[Problem to solve]: Repeat the listing word for word. No pictures belong in the copy.

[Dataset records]
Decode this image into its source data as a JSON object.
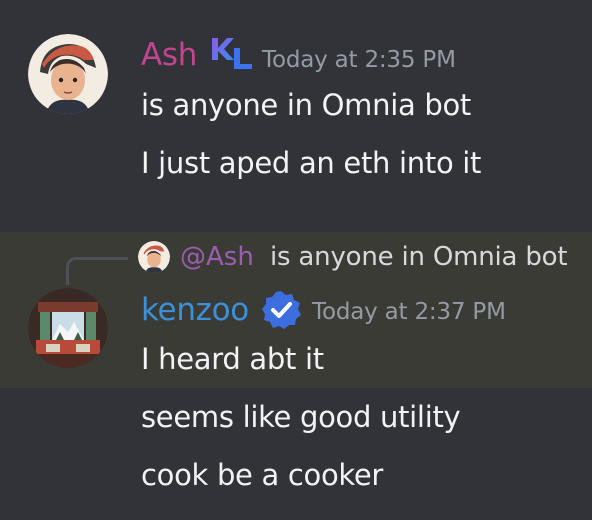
{
  "messages": [
    {
      "username": "Ash",
      "username_color": "#c2458f",
      "badge_text": "KL",
      "timestamp": "Today at 2:35 PM",
      "lines": [
        "is anyone in Omnia bot",
        "I just aped an eth into it"
      ]
    },
    {
      "username": "kenzoo",
      "username_color": "#3c8fd8",
      "timestamp": "Today at 2:37 PM",
      "reply": {
        "mention": "@Ash",
        "text": "is anyone in Omnia bot"
      },
      "lines": [
        "I heard abt it",
        "seems like good utility",
        "cook be a cooker"
      ]
    }
  ],
  "colors": {
    "background": "#313338",
    "highlight": "#3b3b36",
    "timestamp": "#949ba4",
    "verified_badge": "#3c6ee0"
  },
  "icons": {
    "badge_1": "kl-gradient-badge-icon",
    "badge_2": "verified-check-icon"
  }
}
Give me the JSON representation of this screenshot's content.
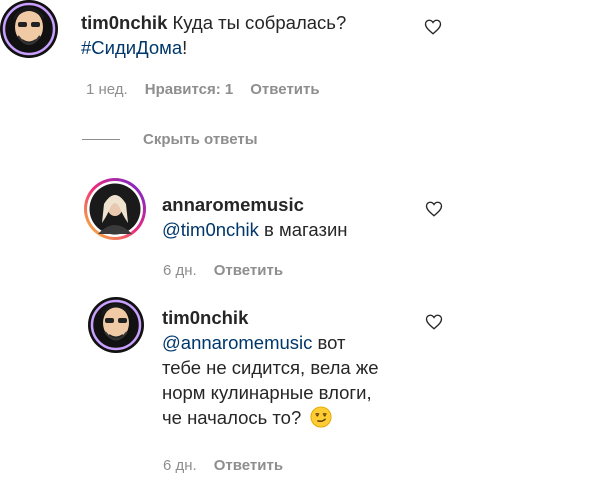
{
  "comments": {
    "main": {
      "username": "tim0nchik",
      "text": "Куда ты собралась?",
      "hashtag": "#СидиДома",
      "text_end": "!",
      "time": "1 нед.",
      "likes": "Нравится: 1",
      "reply_label": "Ответить"
    },
    "hide_replies_label": "Скрыть ответы",
    "reply1": {
      "username": "annaromemusic",
      "mention": "@tim0nchik",
      "text": " в магазин",
      "time": "6 дн.",
      "reply_label": "Ответить"
    },
    "reply2": {
      "username": "tim0nchik",
      "mention": "@annaromemusic",
      "line1": " вот",
      "line2": "тебе не сидится, вела же",
      "line3": "норм кулинарные влоги,",
      "line4": "че началось то?",
      "emoji": "smirking-face",
      "time": "6 дн.",
      "reply_label": "Ответить"
    }
  },
  "colors": {
    "text": "#262626",
    "secondary": "#8e8e8e",
    "link": "#00376b",
    "story_ring": "#d6249f"
  }
}
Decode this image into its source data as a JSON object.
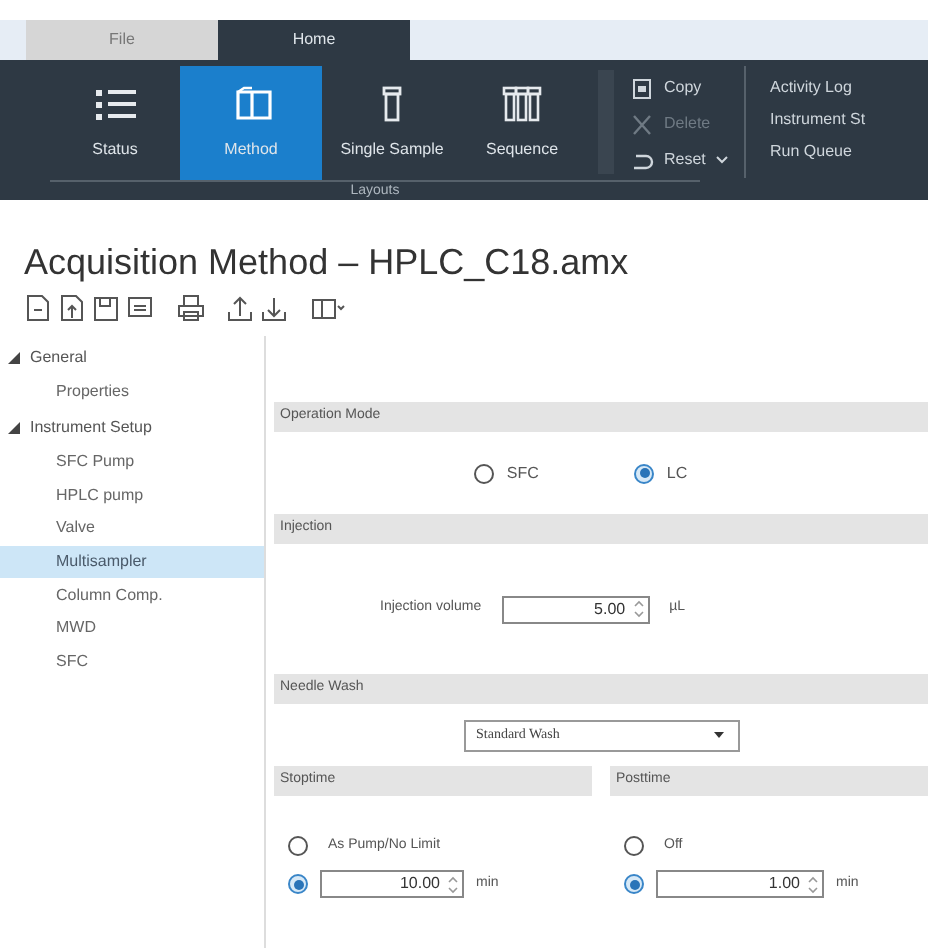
{
  "ribbon_tabs": [
    {
      "label": "File",
      "selected": false
    },
    {
      "label": "Home",
      "selected": true
    }
  ],
  "ribbon": {
    "large_buttons": [
      {
        "label": "Status",
        "kind": "list",
        "selected": false
      },
      {
        "label": "Method",
        "kind": "book",
        "selected": true
      },
      {
        "label": "Single Sample",
        "kind": "vial",
        "selected": false
      },
      {
        "label": "Sequence",
        "kind": "vials",
        "selected": false
      }
    ],
    "small_buttons": [
      {
        "label": "Copy",
        "kind": "copy",
        "disabled": false
      },
      {
        "label": "Delete",
        "kind": "delete",
        "disabled": true
      },
      {
        "label": "Reset",
        "kind": "reset",
        "disabled": false
      }
    ],
    "group_label": "Layouts",
    "links": [
      "Activity Log",
      "Instrument St",
      "Run Queue"
    ]
  },
  "title": "Acquisition Method – HPLC_C18.amx",
  "tree": [
    {
      "label": "General",
      "expanded": true,
      "selected": false,
      "children": [
        {
          "label": "Properties",
          "selected": false
        }
      ]
    },
    {
      "label": "Instrument Setup",
      "expanded": true,
      "selected": false,
      "children": [
        {
          "label": "SFC Pump",
          "selected": false
        },
        {
          "label": "HPLC pump",
          "selected": false
        },
        {
          "label": "Valve",
          "selected": false
        },
        {
          "label": "Multisampler",
          "selected": true
        },
        {
          "label": "Column Comp.",
          "selected": false
        },
        {
          "label": "MWD",
          "selected": false
        },
        {
          "label": "SFC",
          "selected": false
        }
      ]
    }
  ],
  "operation_mode": {
    "header": "Operation Mode",
    "options": [
      {
        "label": "SFC",
        "selected": false
      },
      {
        "label": "LC",
        "selected": true
      }
    ]
  },
  "injection": {
    "header": "Injection",
    "label": "Injection volume",
    "value": "5.00",
    "unit": "µL"
  },
  "needle_wash": {
    "header": "Needle Wash",
    "value": "Standard Wash"
  },
  "stoptime": {
    "header": "Stoptime",
    "options": [
      {
        "kind": "label",
        "label": "As Pump/No Limit",
        "selected": false
      },
      {
        "kind": "value",
        "value": "10.00",
        "unit": "min",
        "selected": true
      }
    ]
  },
  "posttime": {
    "header": "Posttime",
    "options": [
      {
        "kind": "label",
        "label": "Off",
        "selected": false
      },
      {
        "kind": "value",
        "value": "1.00",
        "unit": "min",
        "selected": true
      }
    ]
  }
}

[Final result]:
Decode this image into its source data as a JSON object.
{
  "messages": [
    {
      "username": "Ash",
      "username_color": "#c2458f",
      "badge_text": "KL",
      "timestamp": "Today at 2:35 PM",
      "lines": [
        "is anyone in Omnia bot",
        "I just aped an eth into it"
      ]
    },
    {
      "username": "kenzoo",
      "username_color": "#3c8fd8",
      "timestamp": "Today at 2:37 PM",
      "reply": {
        "mention": "@Ash",
        "text": "is anyone in Omnia bot"
      },
      "lines": [
        "I heard abt it",
        "seems like good utility",
        "cook be a cooker"
      ]
    }
  ],
  "colors": {
    "background": "#313338",
    "highlight": "#3b3b36",
    "timestamp": "#949ba4",
    "verified_badge": "#3c6ee0"
  },
  "icons": {
    "badge_1": "kl-gradient-badge-icon",
    "badge_2": "verified-check-icon"
  }
}
Give me the JSON representation of this screenshot's content.
{
  "comments": {
    "main": {
      "username": "tim0nchik",
      "text": "Куда ты собралась?",
      "hashtag": "#СидиДома",
      "text_end": "!",
      "time": "1 нед.",
      "likes": "Нравится: 1",
      "reply_label": "Ответить"
    },
    "hide_replies_label": "Скрыть ответы",
    "reply1": {
      "username": "annaromemusic",
      "mention": "@tim0nchik",
      "text": " в магазин",
      "time": "6 дн.",
      "reply_label": "Ответить"
    },
    "reply2": {
      "username": "tim0nchik",
      "mention": "@annaromemusic",
      "line1": " вот",
      "line2": "тебе не сидится, вела же",
      "line3": "норм кулинарные влоги,",
      "line4": "че началось то?",
      "emoji": "smirking-face",
      "time": "6 дн.",
      "reply_label": "Ответить"
    }
  },
  "colors": {
    "text": "#262626",
    "secondary": "#8e8e8e",
    "link": "#00376b",
    "story_ring": "#d6249f"
  }
}
Decode this image into its source data as a JSON object.
{
  "ribbon_tabs": [
    {
      "label": "File",
      "selected": false
    },
    {
      "label": "Home",
      "selected": true
    }
  ],
  "ribbon": {
    "large_buttons": [
      {
        "label": "Status",
        "kind": "list",
        "selected": false
      },
      {
        "label": "Method",
        "kind": "book",
        "selected": true
      },
      {
        "label": "Single Sample",
        "kind": "vial",
        "selected": false
      },
      {
        "label": "Sequence",
        "kind": "vials",
        "selected": false
      }
    ],
    "small_buttons": [
      {
        "label": "Copy",
        "kind": "copy",
        "disabled": false
      },
      {
        "label": "Delete",
        "kind": "delete",
        "disabled": true
      },
      {
        "label": "Reset",
        "kind": "reset",
        "disabled": false
      }
    ],
    "group_label": "Layouts",
    "links": [
      "Activity Log",
      "Instrument St",
      "Run Queue"
    ]
  },
  "title": "Acquisition Method – HPLC_C18.amx",
  "tree": [
    {
      "label": "General",
      "expanded": true,
      "selected": false,
      "children": [
        {
          "label": "Properties",
          "selected": false
        }
      ]
    },
    {
      "label": "Instrument Setup",
      "expanded": true,
      "selected": false,
      "children": [
        {
          "label": "SFC Pump",
          "selected": false
        },
        {
          "label": "HPLC pump",
          "selected": false
        },
        {
          "label": "Valve",
          "selected": false
        },
        {
          "label": "Multisampler",
          "selected": true
        },
        {
          "label": "Column Comp.",
          "selected": false
        },
        {
          "label": "MWD",
          "selected": false
        },
        {
          "label": "SFC",
          "selected": false
        }
      ]
    }
  ],
  "operation_mode": {
    "header": "Operation Mode",
    "options": [
      {
        "label": "SFC",
        "selected": false
      },
      {
        "label": "LC",
        "selected": true
      }
    ]
  },
  "injection": {
    "header": "Injection",
    "label": "Injection volume",
    "value": "5.00",
    "unit": "µL"
  },
  "needle_wash": {
    "header": "Needle Wash",
    "value": "Standard Wash"
  },
  "stoptime": {
    "header": "Stoptime",
    "options": [
      {
        "kind": "label",
        "label": "As Pump/No Limit",
        "selected": false
      },
      {
        "kind": "value",
        "value": "10.00",
        "unit": "min",
        "selected": true
      }
    ]
  },
  "posttime": {
    "header": "Posttime",
    "options": [
      {
        "kind": "label",
        "label": "Off",
        "selected": false
      },
      {
        "kind": "value",
        "value": "1.00",
        "unit": "min",
        "selected": true
      }
    ]
  }
}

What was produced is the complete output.